Check every line below for the word "infinite" and show those that hold it.

____________

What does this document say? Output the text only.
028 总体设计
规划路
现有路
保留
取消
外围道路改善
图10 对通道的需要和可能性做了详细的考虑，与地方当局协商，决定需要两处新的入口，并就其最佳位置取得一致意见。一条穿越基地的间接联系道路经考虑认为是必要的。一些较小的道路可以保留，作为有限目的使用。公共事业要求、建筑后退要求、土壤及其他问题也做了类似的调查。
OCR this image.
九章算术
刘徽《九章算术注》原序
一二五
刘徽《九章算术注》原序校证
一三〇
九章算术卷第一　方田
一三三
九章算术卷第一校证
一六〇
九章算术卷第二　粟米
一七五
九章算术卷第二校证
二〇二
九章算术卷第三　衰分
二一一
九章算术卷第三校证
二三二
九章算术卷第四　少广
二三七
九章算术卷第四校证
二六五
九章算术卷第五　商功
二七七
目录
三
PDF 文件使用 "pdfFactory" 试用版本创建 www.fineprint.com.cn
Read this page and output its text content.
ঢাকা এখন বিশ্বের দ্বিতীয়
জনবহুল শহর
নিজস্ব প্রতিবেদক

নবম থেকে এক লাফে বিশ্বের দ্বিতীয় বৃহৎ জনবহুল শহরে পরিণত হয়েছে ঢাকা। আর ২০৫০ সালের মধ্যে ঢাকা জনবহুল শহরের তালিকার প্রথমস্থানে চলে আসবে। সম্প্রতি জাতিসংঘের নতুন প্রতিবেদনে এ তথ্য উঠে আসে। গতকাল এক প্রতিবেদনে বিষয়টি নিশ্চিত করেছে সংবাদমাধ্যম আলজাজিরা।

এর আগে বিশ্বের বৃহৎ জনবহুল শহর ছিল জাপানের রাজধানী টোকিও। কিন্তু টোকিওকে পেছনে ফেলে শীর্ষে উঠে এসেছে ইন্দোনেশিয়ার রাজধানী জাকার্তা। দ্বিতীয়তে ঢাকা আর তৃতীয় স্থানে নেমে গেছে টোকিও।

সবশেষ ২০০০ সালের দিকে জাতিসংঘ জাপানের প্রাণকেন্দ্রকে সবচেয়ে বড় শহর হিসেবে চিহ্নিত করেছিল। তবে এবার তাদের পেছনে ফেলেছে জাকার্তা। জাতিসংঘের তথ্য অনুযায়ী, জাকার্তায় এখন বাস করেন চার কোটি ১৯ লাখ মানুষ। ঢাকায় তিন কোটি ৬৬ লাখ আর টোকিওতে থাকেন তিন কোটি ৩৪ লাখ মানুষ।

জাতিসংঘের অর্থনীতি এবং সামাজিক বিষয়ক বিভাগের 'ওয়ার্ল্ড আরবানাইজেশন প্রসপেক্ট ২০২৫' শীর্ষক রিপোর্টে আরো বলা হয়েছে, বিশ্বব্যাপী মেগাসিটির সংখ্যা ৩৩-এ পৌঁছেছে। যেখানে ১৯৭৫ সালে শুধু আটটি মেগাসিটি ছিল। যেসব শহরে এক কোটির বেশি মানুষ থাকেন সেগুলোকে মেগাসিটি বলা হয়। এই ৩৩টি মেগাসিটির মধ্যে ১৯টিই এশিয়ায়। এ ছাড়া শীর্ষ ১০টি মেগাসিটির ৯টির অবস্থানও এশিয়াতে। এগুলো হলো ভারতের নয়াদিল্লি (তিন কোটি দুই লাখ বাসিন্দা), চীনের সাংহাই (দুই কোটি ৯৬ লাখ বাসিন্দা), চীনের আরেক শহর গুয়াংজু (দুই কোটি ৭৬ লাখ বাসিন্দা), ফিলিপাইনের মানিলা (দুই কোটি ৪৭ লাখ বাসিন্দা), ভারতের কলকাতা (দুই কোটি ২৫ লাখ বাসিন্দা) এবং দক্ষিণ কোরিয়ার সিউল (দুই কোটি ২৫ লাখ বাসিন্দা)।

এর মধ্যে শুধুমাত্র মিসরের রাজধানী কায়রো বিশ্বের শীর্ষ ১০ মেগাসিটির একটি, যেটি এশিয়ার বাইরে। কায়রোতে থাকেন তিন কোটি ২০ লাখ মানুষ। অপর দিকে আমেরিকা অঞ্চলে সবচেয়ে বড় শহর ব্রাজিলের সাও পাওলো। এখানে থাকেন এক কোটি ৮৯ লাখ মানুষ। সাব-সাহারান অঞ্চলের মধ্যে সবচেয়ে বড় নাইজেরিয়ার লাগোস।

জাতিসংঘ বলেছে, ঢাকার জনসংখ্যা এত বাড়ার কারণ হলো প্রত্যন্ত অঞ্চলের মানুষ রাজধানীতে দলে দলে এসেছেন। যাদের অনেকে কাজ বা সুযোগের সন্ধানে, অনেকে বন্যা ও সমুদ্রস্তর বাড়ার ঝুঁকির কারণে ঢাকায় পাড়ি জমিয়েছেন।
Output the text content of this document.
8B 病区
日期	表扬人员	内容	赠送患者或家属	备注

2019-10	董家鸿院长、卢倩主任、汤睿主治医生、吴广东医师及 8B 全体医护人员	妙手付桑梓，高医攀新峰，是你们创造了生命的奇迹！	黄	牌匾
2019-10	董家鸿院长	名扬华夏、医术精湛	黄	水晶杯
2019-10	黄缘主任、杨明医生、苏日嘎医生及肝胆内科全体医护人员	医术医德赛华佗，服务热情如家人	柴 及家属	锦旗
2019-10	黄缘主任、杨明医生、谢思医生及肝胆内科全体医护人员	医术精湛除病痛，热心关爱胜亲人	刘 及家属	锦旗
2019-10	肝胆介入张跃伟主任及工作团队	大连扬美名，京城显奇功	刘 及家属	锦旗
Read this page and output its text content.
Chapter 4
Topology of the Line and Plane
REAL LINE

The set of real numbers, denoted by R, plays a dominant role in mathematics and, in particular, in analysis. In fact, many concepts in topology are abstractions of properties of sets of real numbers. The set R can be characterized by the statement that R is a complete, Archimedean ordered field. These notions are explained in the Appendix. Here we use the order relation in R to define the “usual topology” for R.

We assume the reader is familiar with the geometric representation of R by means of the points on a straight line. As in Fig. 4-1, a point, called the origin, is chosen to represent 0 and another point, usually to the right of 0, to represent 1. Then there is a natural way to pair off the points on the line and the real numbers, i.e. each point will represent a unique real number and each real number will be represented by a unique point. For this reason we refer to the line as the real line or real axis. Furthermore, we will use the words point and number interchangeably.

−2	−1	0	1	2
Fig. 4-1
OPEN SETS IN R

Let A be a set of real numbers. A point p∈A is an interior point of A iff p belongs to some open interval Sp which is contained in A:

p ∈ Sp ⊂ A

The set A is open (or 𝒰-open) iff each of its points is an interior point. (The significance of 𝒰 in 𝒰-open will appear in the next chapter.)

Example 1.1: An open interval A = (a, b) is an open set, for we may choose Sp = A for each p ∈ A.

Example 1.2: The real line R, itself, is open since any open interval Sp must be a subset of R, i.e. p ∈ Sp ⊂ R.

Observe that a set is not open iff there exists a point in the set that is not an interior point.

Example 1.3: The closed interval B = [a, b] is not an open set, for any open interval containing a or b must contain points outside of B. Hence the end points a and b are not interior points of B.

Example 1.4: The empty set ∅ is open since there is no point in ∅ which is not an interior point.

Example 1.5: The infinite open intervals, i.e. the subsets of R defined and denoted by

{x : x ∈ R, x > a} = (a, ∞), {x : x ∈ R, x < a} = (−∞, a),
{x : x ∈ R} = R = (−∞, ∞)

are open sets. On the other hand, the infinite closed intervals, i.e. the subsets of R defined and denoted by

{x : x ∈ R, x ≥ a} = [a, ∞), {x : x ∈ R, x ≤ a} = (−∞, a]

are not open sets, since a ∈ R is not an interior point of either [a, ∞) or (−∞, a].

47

____________

### Full response
Example 1.5: The infinite open intervals, i.e. the subsets of R defined and denoted by
are open sets. On the other hand, the infinite closed intervals, i.e. the subsets of R defined and denoted by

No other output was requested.